# [LISTING]
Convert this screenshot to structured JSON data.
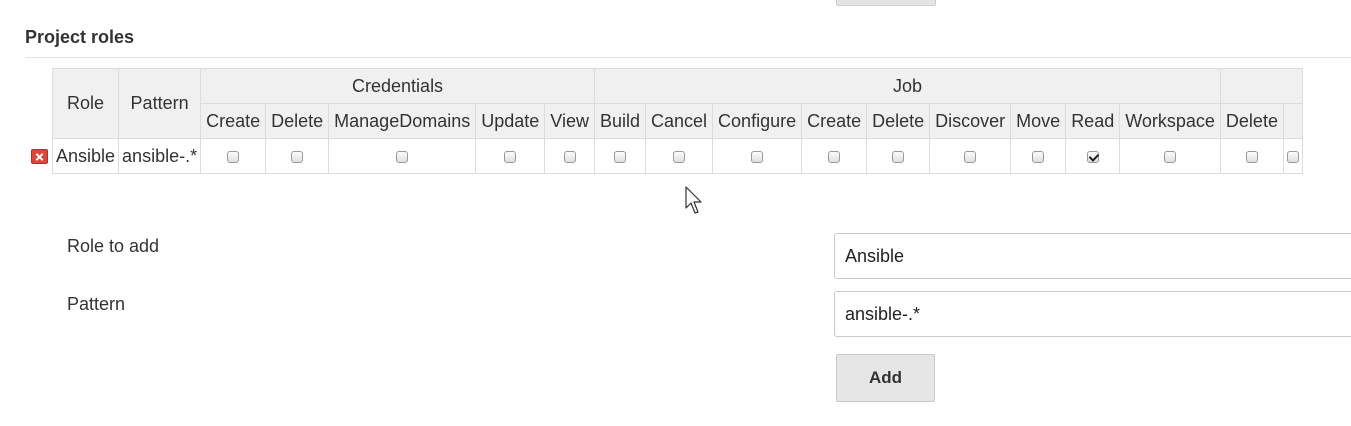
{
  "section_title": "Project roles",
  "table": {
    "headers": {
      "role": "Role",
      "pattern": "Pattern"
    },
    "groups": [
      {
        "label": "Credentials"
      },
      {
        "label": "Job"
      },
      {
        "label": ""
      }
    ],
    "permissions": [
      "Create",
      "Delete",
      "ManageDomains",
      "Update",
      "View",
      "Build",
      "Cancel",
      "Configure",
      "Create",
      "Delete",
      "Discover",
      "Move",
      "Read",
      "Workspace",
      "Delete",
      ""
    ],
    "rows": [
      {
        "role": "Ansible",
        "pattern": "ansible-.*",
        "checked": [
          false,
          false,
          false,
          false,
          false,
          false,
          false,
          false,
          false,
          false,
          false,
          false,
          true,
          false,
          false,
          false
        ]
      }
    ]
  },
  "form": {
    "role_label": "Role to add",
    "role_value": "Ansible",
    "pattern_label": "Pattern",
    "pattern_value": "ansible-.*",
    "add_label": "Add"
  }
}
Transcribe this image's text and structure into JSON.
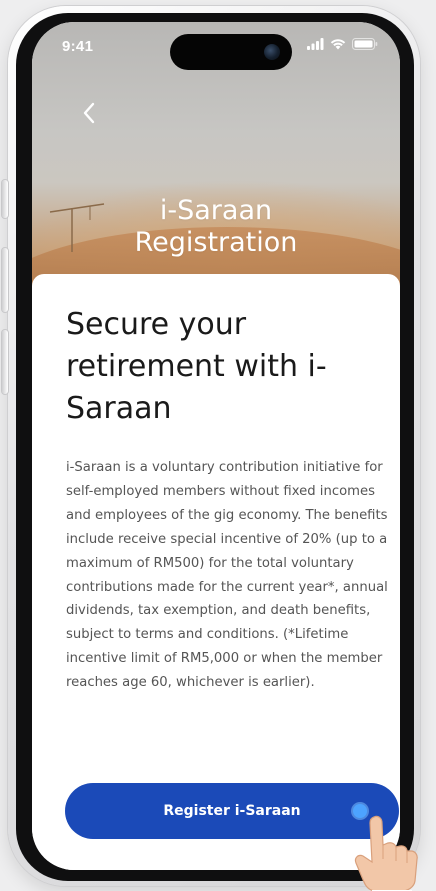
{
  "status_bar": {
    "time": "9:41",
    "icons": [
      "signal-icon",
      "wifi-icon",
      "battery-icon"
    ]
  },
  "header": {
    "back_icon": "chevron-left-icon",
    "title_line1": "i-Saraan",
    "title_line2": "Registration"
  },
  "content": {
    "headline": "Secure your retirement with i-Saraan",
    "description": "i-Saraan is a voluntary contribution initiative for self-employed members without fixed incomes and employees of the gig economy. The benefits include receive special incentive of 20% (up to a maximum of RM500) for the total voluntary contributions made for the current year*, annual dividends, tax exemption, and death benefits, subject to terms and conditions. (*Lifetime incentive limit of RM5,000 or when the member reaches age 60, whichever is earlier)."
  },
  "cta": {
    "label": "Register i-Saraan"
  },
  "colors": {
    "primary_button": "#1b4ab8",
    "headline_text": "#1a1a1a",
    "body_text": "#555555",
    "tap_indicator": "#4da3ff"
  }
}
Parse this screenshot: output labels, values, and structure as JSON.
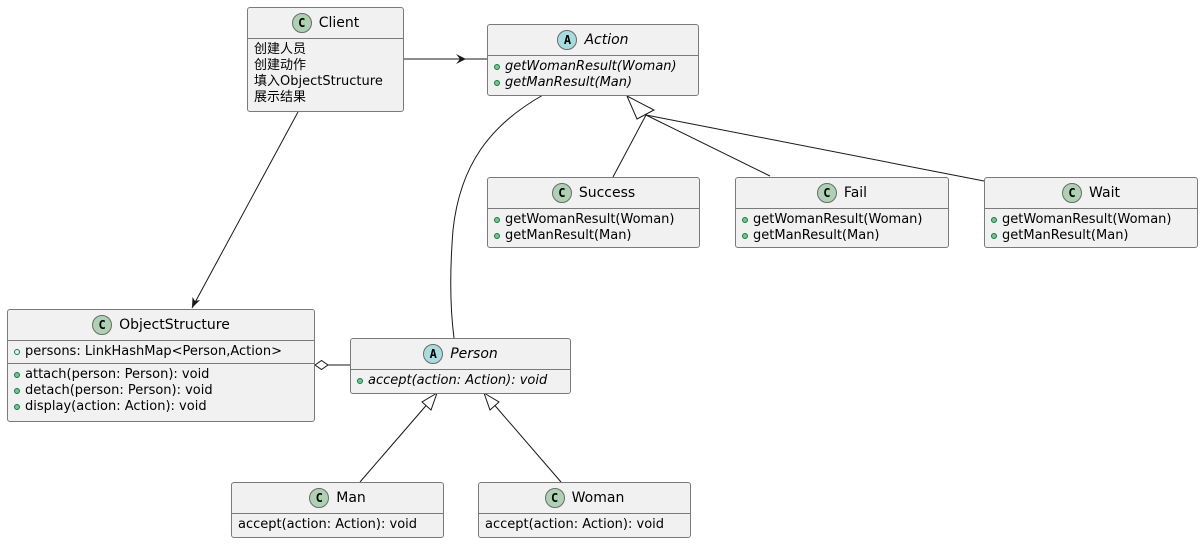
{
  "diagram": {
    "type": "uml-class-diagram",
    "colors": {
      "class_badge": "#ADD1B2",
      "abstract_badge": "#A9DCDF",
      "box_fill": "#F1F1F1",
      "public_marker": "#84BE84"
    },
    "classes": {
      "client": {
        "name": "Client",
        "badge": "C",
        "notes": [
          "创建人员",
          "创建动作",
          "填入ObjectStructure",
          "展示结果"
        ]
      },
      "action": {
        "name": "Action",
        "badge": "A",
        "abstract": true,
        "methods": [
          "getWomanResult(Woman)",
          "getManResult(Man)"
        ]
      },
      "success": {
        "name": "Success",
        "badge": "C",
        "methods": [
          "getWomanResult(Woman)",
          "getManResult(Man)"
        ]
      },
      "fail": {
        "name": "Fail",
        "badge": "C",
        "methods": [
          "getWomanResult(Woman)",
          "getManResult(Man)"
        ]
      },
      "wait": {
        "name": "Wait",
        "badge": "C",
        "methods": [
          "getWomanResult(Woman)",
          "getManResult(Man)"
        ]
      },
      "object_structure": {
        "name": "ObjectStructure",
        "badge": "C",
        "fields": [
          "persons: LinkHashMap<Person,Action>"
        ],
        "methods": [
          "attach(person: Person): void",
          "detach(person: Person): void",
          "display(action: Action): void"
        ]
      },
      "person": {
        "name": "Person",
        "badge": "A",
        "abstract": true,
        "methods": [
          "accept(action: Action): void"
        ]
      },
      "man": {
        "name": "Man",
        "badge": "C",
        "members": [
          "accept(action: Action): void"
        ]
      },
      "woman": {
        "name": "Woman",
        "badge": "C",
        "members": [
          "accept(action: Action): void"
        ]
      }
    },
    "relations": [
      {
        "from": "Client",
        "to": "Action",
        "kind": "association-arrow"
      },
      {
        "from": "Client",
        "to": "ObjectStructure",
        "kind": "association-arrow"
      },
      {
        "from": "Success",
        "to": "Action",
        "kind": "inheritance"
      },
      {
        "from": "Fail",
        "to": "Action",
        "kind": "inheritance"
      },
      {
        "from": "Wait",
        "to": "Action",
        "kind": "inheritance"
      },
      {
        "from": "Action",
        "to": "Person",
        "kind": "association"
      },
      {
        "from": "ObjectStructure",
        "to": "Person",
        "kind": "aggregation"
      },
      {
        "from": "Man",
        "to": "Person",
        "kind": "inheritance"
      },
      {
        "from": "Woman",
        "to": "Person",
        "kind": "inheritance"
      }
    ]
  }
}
==
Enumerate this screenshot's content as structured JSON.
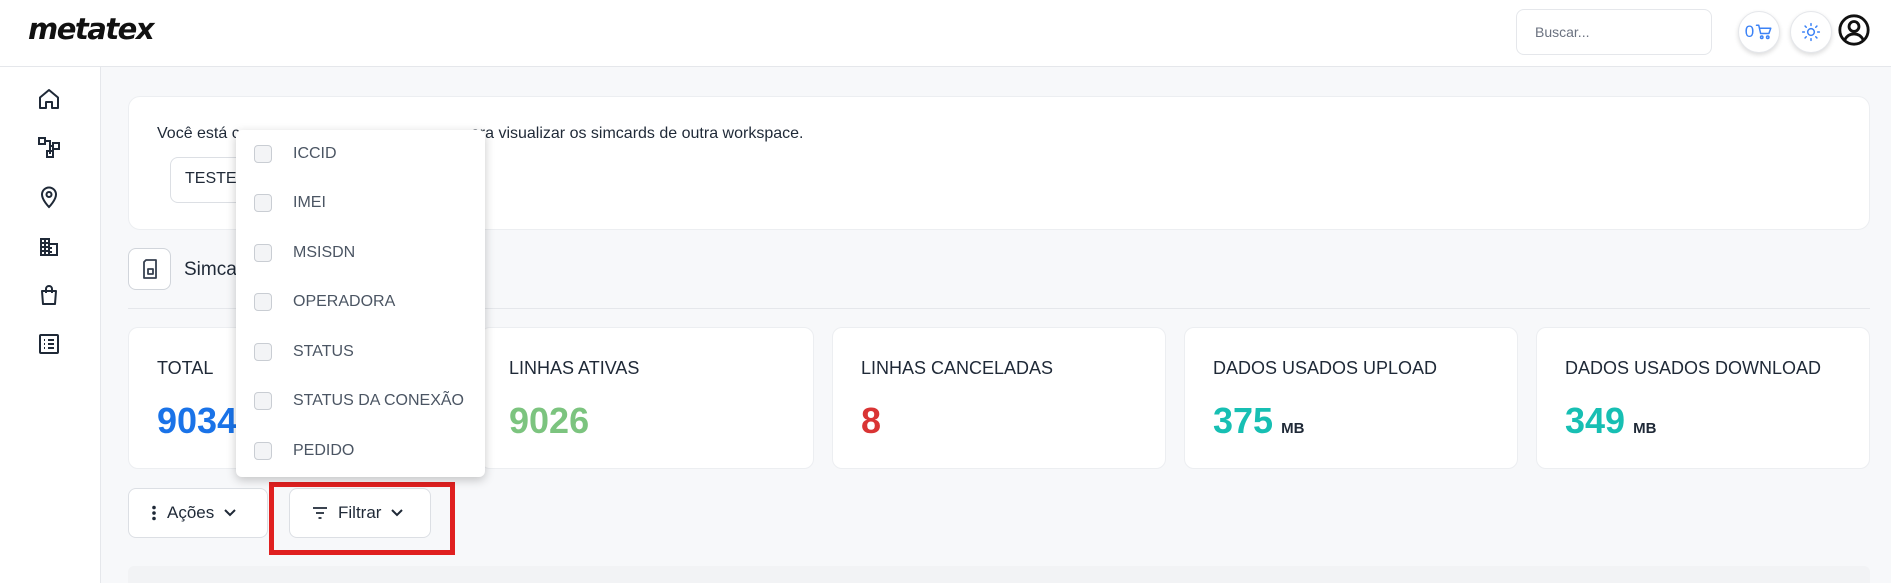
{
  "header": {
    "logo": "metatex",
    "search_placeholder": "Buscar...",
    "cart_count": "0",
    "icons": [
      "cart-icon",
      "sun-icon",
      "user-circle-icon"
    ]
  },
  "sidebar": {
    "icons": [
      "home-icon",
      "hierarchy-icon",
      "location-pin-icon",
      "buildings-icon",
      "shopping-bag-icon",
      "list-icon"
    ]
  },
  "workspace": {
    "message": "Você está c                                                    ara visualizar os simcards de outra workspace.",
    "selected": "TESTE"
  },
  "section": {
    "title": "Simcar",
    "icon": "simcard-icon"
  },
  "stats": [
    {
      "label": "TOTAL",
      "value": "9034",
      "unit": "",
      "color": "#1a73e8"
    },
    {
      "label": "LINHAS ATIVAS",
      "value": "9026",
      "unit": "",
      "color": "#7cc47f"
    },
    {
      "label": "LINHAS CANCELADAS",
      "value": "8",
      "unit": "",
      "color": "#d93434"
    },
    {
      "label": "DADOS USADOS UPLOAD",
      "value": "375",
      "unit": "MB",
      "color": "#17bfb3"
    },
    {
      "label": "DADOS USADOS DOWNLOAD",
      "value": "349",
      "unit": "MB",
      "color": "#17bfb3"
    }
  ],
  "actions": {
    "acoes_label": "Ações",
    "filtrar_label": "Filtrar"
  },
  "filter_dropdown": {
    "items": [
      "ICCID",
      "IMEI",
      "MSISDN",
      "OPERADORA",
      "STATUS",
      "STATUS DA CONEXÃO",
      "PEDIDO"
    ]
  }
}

# [EXERCISE]
Report how many lines of the data contain the word "DADOS", using the number alone.

# [SOLUTION]
2